Stored data:
* * *

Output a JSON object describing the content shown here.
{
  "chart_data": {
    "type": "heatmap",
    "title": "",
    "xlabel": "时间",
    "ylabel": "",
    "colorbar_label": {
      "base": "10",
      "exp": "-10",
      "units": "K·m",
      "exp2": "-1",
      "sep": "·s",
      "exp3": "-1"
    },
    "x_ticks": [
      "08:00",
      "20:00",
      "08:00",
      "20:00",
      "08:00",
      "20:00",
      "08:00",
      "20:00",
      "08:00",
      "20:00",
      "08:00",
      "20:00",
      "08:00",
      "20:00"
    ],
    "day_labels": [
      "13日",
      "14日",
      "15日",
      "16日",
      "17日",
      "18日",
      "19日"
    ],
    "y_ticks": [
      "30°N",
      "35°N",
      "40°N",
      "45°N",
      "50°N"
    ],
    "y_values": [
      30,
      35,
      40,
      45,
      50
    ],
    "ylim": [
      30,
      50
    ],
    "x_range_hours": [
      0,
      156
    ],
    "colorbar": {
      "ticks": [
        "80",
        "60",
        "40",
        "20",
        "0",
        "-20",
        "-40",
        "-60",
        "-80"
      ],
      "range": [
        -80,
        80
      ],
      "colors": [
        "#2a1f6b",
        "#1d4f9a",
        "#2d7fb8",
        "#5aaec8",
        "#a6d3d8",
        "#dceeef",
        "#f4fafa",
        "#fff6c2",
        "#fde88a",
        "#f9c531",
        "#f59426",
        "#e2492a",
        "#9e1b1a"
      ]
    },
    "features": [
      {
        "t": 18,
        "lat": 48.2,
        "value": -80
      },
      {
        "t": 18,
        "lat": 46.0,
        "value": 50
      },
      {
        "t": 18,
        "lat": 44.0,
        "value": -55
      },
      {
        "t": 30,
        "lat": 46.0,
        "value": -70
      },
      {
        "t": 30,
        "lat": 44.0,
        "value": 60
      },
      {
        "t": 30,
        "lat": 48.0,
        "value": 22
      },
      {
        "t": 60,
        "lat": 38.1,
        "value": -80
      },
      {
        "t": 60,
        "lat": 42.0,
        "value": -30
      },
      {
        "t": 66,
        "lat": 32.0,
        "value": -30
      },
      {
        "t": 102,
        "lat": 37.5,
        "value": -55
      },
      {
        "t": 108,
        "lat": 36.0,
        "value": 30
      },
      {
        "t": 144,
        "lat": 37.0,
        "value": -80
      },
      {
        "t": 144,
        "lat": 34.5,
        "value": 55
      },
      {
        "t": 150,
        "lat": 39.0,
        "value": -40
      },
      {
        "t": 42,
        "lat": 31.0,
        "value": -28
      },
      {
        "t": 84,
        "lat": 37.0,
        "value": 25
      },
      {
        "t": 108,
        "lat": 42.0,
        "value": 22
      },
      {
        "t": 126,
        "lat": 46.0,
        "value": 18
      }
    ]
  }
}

* * *

Retype the data exactly as given.

Output a JSON object describing the content shown here.
{
  "chart_data": {
    "type": "heatmap",
    "title": "",
    "xlabel": "时间",
    "ylabel": "",
    "colorbar_label": {
      "base": "10",
      "exp": "-10",
      "units": "K·m",
      "exp2": "-1",
      "sep": "·s",
      "exp3": "-1"
    },
    "x_ticks": [
      "08:00",
      "20:00",
      "08:00",
      "20:00",
      "08:00",
      "20:00",
      "08:00",
      "20:00",
      "08:00",
      "20:00",
      "08:00",
      "20:00",
      "08:00",
      "20:00"
    ],
    "day_labels": [
      "13日",
      "14日",
      "15日",
      "16日",
      "17日",
      "18日",
      "19日"
    ],
    "y_ticks": [
      "30°N",
      "35°N",
      "40°N",
      "45°N",
      "50°N"
    ],
    "y_values": [
      30,
      35,
      40,
      45,
      50
    ],
    "ylim": [
      30,
      50
    ],
    "x_range_hours": [
      0,
      156
    ],
    "colorbar": {
      "ticks": [
        "80",
        "60",
        "40",
        "20",
        "0",
        "-20",
        "-40",
        "-60",
        "-80"
      ],
      "range": [
        -80,
        80
      ],
      "colors": [
        "#2a1f6b",
        "#1d4f9a",
        "#2d7fb8",
        "#5aaec8",
        "#a6d3d8",
        "#dceeef",
        "#f4fafa",
        "#fff6c2",
        "#fde88a",
        "#f9c531",
        "#f59426",
        "#e2492a",
        "#9e1b1a"
      ]
    },
    "features": [
      {
        "t": 18,
        "lat": 48.2,
        "value": -80
      },
      {
        "t": 18,
        "lat": 46.0,
        "value": 50
      },
      {
        "t": 18,
        "lat": 44.0,
        "value": -55
      },
      {
        "t": 30,
        "lat": 46.0,
        "value": -70
      },
      {
        "t": 30,
        "lat": 44.0,
        "value": 60
      },
      {
        "t": 30,
        "lat": 48.0,
        "value": 22
      },
      {
        "t": 60,
        "lat": 38.1,
        "value": -80
      },
      {
        "t": 60,
        "lat": 42.0,
        "value": -30
      },
      {
        "t": 66,
        "lat": 32.0,
        "value": -30
      },
      {
        "t": 102,
        "lat": 37.5,
        "value": -55
      },
      {
        "t": 108,
        "lat": 36.0,
        "value": 30
      },
      {
        "t": 144,
        "lat": 37.0,
        "value": -80
      },
      {
        "t": 144,
        "lat": 34.5,
        "value": 55
      },
      {
        "t": 150,
        "lat": 39.0,
        "value": -40
      },
      {
        "t": 42,
        "lat": 31.0,
        "value": -28
      },
      {
        "t": 84,
        "lat": 37.0,
        "value": 25
      },
      {
        "t": 108,
        "lat": 42.0,
        "value": 22
      },
      {
        "t": 126,
        "lat": 46.0,
        "value": 18
      }
    ]
  }
}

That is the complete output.